WRITTEN INSTRUCTION:
Pull out every line below that contains the word "программы".

DATASET:
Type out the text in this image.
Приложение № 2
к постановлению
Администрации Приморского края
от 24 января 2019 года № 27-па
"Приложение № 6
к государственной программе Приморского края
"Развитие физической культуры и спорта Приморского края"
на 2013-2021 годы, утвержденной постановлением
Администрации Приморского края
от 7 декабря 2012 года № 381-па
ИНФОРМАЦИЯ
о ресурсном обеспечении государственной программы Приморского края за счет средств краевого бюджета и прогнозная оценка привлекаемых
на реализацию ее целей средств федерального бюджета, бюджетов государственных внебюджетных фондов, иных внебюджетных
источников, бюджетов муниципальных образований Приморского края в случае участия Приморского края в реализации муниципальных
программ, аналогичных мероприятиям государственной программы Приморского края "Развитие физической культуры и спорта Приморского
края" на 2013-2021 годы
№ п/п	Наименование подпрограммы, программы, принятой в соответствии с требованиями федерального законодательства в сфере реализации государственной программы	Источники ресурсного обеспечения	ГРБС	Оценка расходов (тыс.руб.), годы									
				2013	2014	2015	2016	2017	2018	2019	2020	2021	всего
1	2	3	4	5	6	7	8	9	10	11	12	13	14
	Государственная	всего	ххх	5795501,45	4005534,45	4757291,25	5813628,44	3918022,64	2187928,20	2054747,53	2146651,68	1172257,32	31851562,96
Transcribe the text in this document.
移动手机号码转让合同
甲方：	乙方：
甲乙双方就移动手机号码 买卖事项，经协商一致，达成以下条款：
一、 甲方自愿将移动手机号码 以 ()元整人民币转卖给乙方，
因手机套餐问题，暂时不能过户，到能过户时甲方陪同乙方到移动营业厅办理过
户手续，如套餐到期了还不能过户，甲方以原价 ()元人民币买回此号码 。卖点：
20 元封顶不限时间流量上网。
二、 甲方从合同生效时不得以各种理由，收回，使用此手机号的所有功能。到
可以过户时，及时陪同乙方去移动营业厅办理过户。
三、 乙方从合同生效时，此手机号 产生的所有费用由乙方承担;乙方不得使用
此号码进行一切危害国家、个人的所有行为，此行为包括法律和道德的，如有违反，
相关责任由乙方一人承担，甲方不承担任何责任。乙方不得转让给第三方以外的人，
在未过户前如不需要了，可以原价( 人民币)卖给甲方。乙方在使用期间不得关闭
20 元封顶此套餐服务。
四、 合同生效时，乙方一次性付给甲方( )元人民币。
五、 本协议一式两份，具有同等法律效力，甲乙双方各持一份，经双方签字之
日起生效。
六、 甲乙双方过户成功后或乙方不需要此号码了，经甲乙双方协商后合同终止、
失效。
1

RESULT:
о ресурсном обеспечении государственной программы Приморского края за счет средств краевого бюджета и прогнозная оценка привлекаемых
программ, аналогичных мероприятиям государственной программы Приморского края "Развитие физической культуры и спорта Приморского
№ п/п	Наименование подпрограммы, программы, принятой в соответствии с требованиями федерального законодательства в сфере реализации государственной программы	Источники ресурсного обеспечения	ГРБС	Оценка расходов (тыс.руб.), годы									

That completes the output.